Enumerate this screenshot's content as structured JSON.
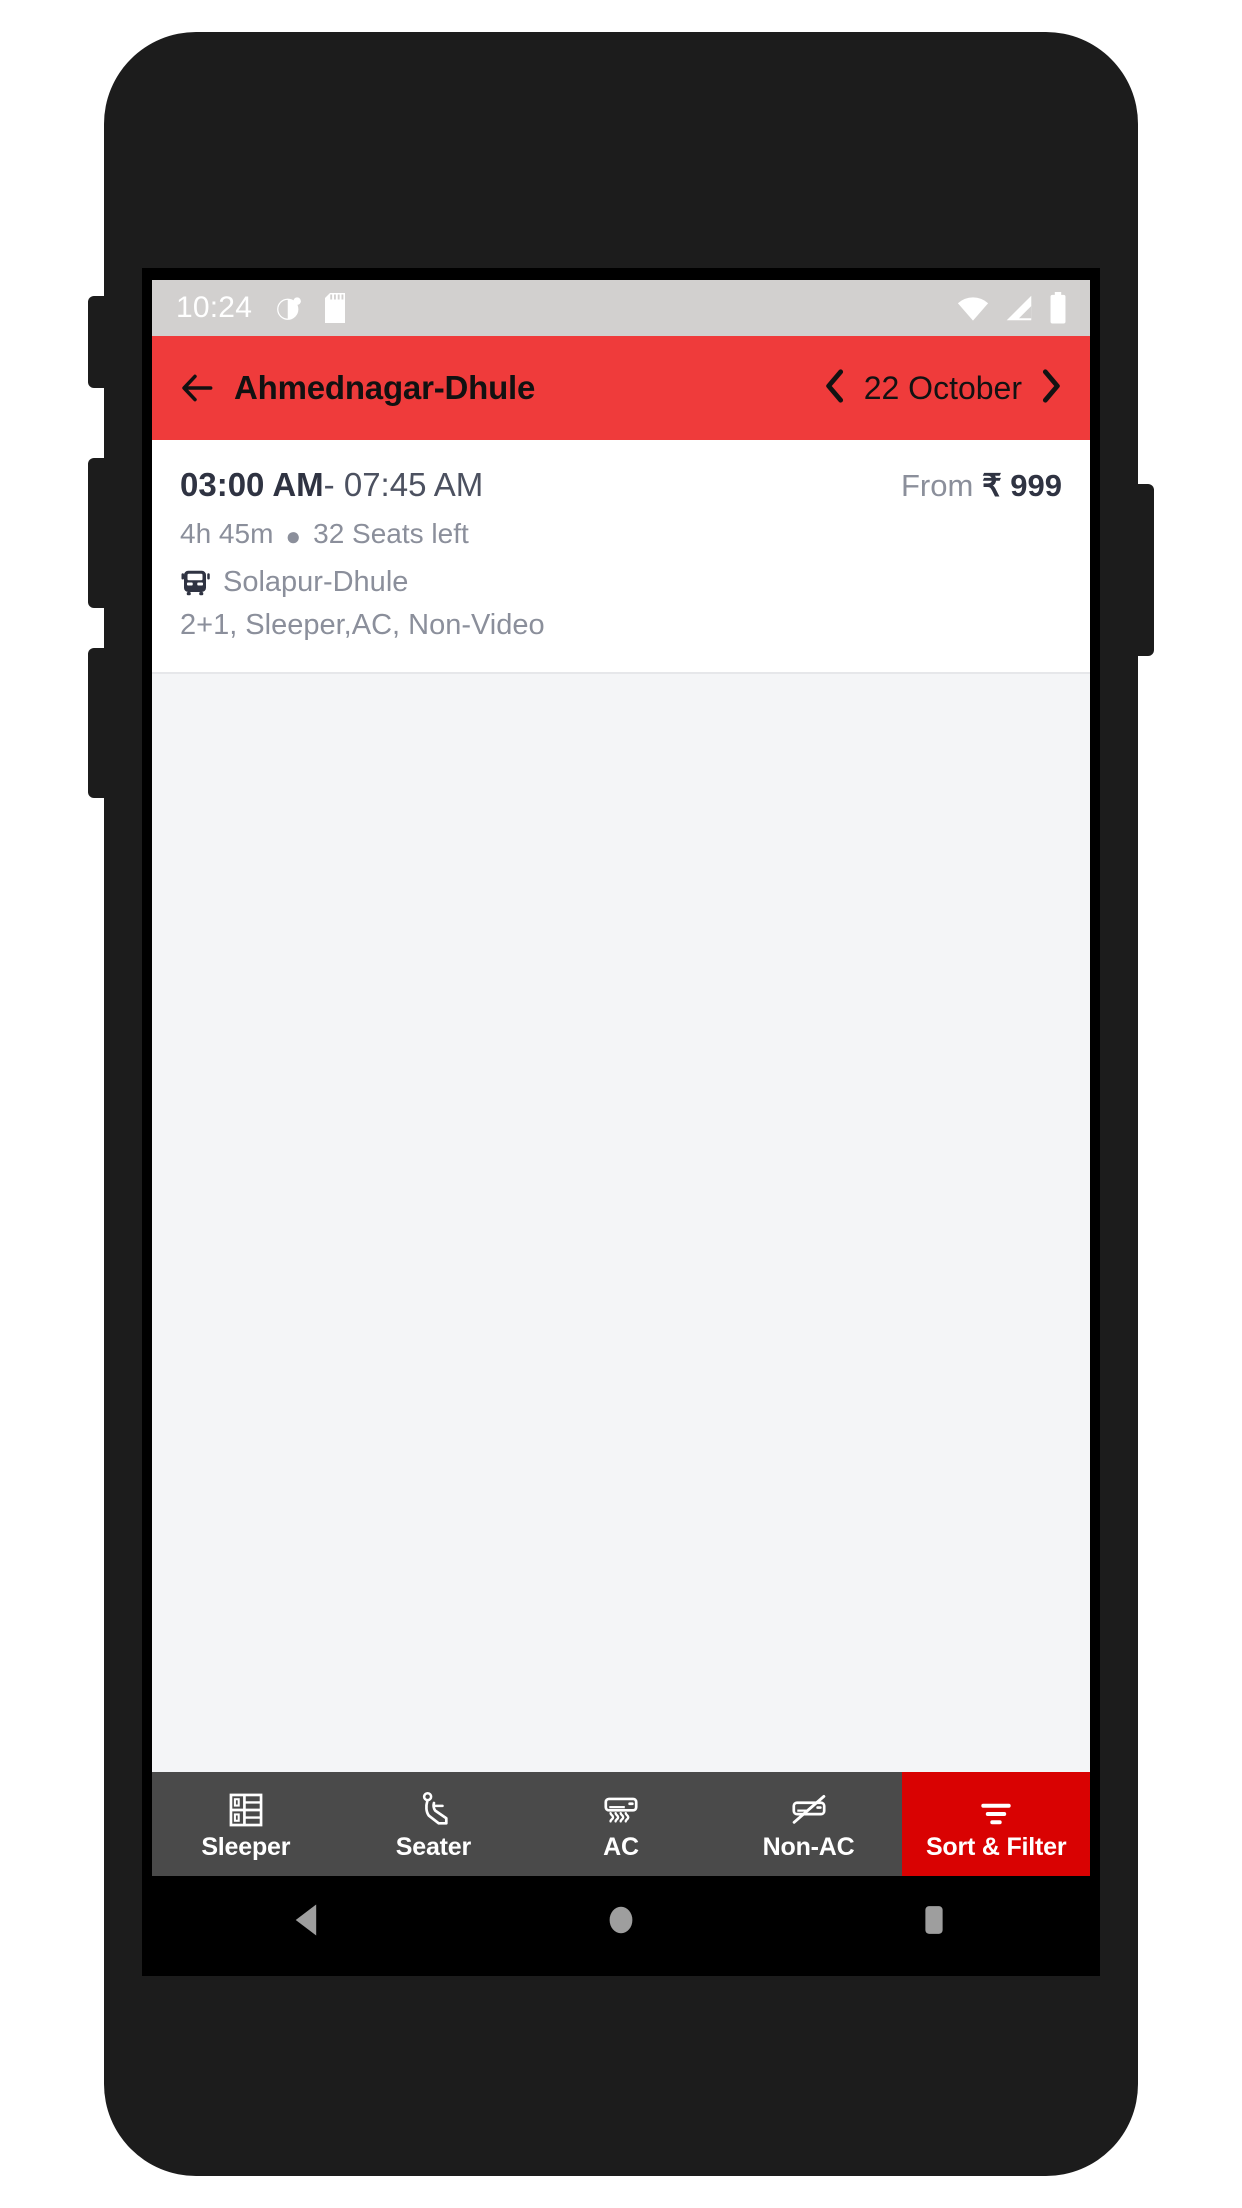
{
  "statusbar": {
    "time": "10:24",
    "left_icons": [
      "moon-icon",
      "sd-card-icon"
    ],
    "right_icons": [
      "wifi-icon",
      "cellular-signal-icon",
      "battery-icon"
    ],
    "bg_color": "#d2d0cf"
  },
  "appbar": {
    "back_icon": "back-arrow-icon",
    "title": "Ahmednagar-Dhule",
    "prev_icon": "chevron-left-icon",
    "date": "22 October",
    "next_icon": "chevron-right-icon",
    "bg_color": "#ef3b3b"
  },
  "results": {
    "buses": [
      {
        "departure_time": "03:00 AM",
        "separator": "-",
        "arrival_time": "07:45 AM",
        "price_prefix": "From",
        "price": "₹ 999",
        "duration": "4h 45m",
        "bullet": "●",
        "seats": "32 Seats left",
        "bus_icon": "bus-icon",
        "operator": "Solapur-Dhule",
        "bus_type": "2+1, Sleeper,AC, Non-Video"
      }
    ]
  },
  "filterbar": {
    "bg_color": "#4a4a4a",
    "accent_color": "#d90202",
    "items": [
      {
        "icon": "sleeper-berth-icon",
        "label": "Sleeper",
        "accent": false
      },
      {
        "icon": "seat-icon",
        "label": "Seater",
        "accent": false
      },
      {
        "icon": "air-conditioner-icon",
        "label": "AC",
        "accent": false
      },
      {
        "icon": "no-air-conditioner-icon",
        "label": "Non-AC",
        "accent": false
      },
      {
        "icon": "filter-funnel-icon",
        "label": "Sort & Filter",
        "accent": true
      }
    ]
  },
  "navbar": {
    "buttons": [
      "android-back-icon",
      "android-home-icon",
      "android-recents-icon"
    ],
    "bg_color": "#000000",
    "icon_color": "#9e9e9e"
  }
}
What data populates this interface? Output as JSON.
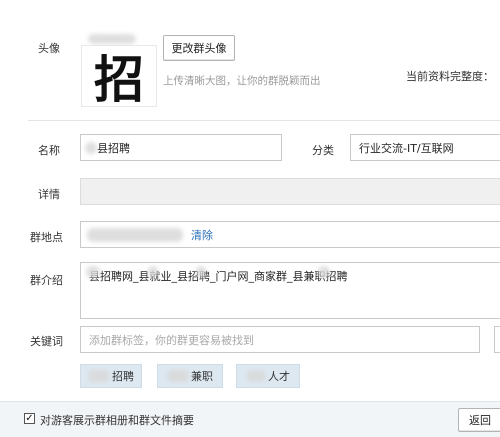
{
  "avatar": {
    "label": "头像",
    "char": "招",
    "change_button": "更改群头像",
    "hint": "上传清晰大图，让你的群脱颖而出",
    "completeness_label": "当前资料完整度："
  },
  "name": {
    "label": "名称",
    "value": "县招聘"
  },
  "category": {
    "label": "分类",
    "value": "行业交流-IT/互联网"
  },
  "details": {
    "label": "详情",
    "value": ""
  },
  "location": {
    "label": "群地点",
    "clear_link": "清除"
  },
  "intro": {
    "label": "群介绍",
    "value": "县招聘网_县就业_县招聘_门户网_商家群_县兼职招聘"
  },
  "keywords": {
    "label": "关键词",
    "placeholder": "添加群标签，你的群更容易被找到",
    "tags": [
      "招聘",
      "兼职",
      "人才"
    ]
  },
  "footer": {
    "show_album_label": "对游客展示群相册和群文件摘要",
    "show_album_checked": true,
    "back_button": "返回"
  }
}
== == ==
▶ [SHORT EXERCISE]: Find the lines above holding the word "Dhule" and show them.

▶ [RESULT OF THIS EXERCISE]:
    "title": "Ahmednagar-Dhule",
        "operator": "Solapur-Dhule",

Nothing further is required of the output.